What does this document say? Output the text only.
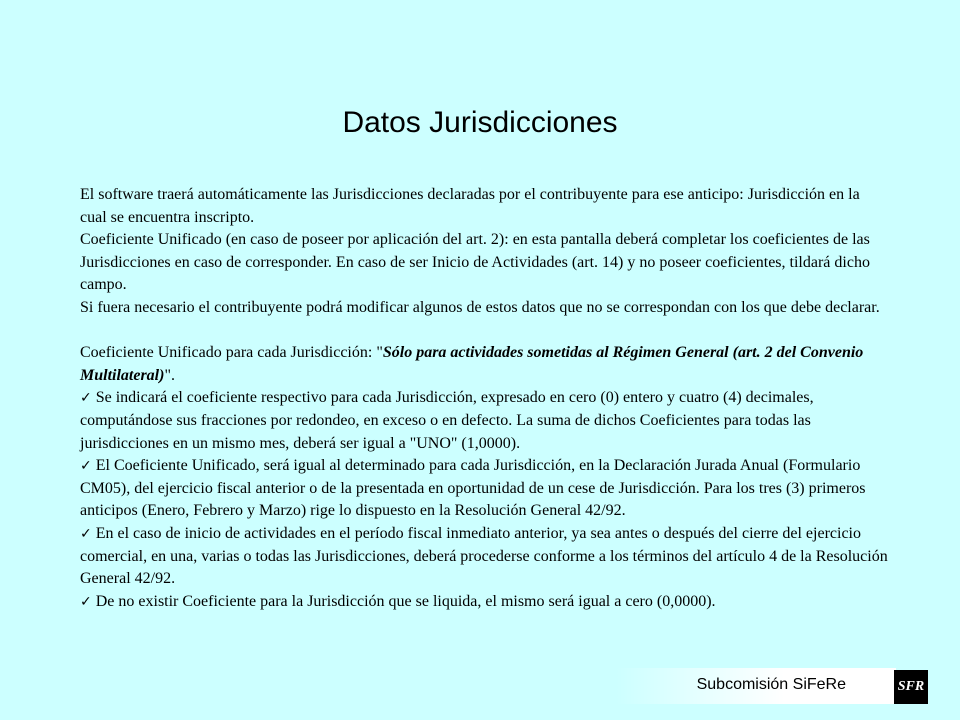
Datos Jurisdicciones

El software traerá automáticamente las Jurisdicciones declaradas por el contribuyente para ese anticipo: Jurisdicción en la cual se encuentra inscripto.

Coeficiente Unificado (en caso de poseer por aplicación del art. 2): en esta pantalla deberá completar los coeficientes de las Jurisdicciones en caso de corresponder. En caso de ser Inicio de Actividades (art. 14) y no poseer coeficientes, tildará dicho campo.

Si fuera necesario el contribuyente podrá modificar algunos de estos datos que no se correspondan con los que debe declarar.

Coeficiente Unificado para cada Jurisdicción: "Sólo para actividades sometidas al Régimen General (art. 2 del Convenio Multilateral)".

✓ Se indicará el coeficiente respectivo para cada Jurisdicción, expresado en cero (0) entero y cuatro (4) decimales, computándose sus fracciones por redondeo, en exceso o en defecto. La suma de dichos Coeficientes para todas las jurisdicciones en un mismo mes, deberá ser igual a "UNO" (1,0000).

✓ El Coeficiente Unificado, será igual al determinado para cada Jurisdicción, en la Declaración Jurada Anual (Formulario CM05), del ejercicio fiscal anterior o de la presentada en oportunidad de un cese de Jurisdicción. Para los tres (3) primeros anticipos (Enero, Febrero y Marzo) rige lo dispuesto en la Resolución General 42/92.

✓ En el caso de inicio de actividades en el período fiscal inmediato anterior, ya sea antes o después del cierre del ejercicio comercial, en una, varias o todas las Jurisdicciones, deberá procederse conforme a los términos del artículo 4 de la Resolución General 42/92.

✓ De no existir Coeficiente para la Jurisdicción que se liquida, el mismo será igual a cero (0,0000).

Subcomisión SiFeRe	SFR
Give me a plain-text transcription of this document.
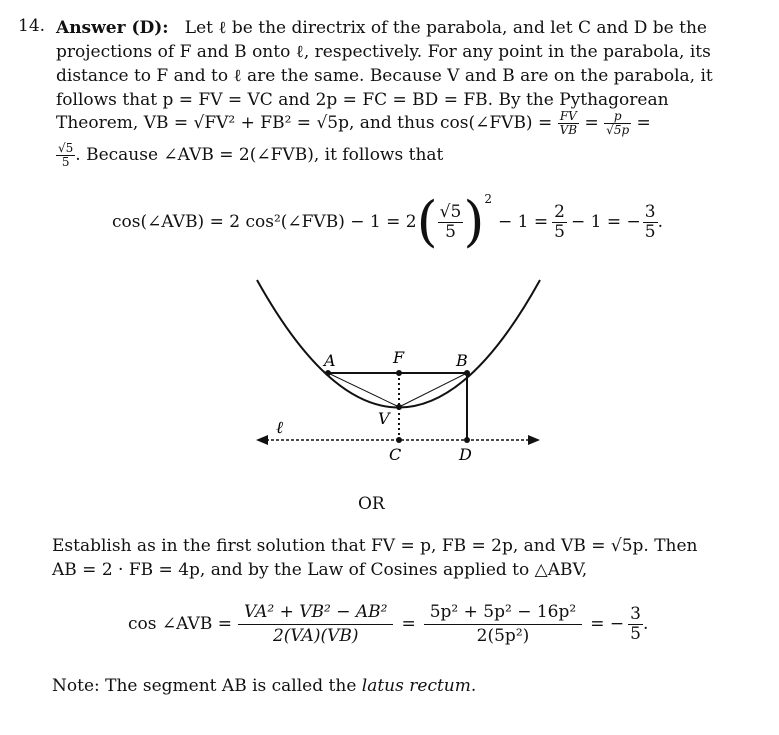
14. Answer (D): Let ℓ be the directrix of the parabola, and let C and D be the
projections of F and B onto ℓ, respectively. For any point in the parabola, its
distance to F and to ℓ are the same. Because V and B are on the parabola, it
follows that p = FV = VC and 2p = FC = BD = FB. By the Pythagorean
Theorem, VB = √FV² + FB² = √5p, and thus cos(∠FVB) = $\frac{FV}{VB} = \frac{p}{√5p}$ =
$\frac{√5}{5}$ . Because ∠AVB = 2(∠FVB), it follows that
cos(∠AVB) = 2 cos²(∠FVB) − 1 = 2 ( $\frac{√5}{5}$ ) 2
− $1 = \frac{2}{5} - 1$ = − $\frac{3}{5}$ .
A	F	B
V
C	D
ℓ
OR
Establish as in the first solution that FV = p, FB = 2p, and VB = √5p. Then
AB = 2 · FB = 4p, and by the Law of Cosines applied to △ABV,
cos ∠AVB = $\frac{\text{VA² + VB² − AB²}}{2(VA)(VB)} = \frac{\text{5p² + 5p² − 16p²}}{\text{2(5p²)}}$ = − $\frac{3}{5}$ .
Note: The segment AB is called the latus rectum.
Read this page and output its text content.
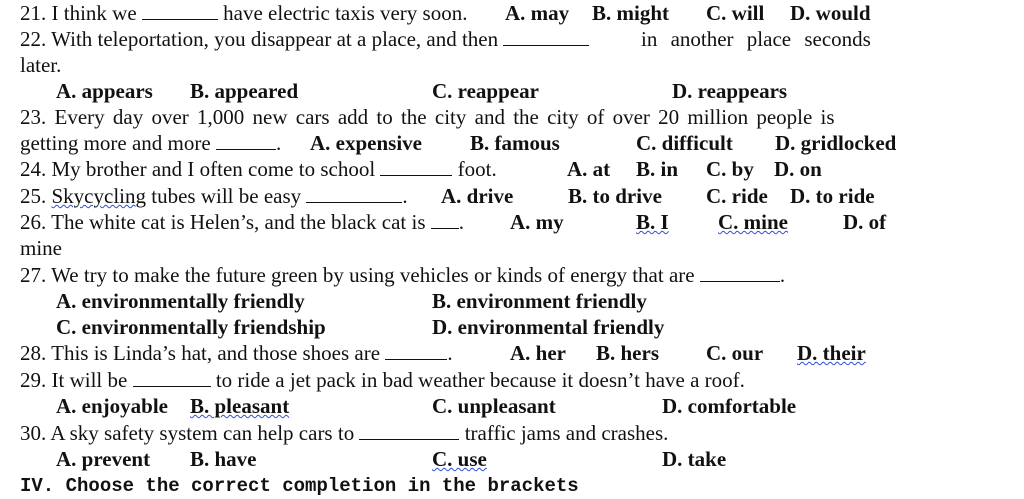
21. I think we	have electric taxis very soon. A. may B. might C. will D. would
22. With teleportation, you disappear at a place, and then	in another place seconds
later.
A. appears B. appeared	C. reappear	D. reappears
23. Every day over 1,000 new cars add to the city and the city of over 20 million people is
getting more and more	. A. expensive B. famous	C. difficult D. gridlocked
24. My brother and I often come to school	foot.	A. at B. in C. by D. on
25. Skycycling tubes will be easy	. A. drive	B. to drive C. ride D. to ride
26. The white cat is Helen’s, and the black cat is . A. my	B. I C. mine	D. of
mine
27. We try to make the future green by using vehicles or kinds of energy that are	.
A. environmentally friendly	B. environment friendly
C. environmentally friendship	D. environmental friendly
28. This is Linda’s hat, and those shoes are	.	A. her B. hers C. our D. their
29. It will be	to ride a jet pack in bad weather because it doesn’t have a roof.
A. enjoyable B. pleasant	C. unpleasant	D. comfortable
30. A sky safety system can help cars to	traffic jams and crashes.
A. prevent B. have	C. use	D. take
IV. Choose the correct completion in the brackets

________

WHAT TO WORK ON :: From the data, collect all lines where the string "friendly" appears.

FINAL RESULT ::
A. environmentally friendly	B. environment friendly
C. environmentally friendship	D. environmental friendly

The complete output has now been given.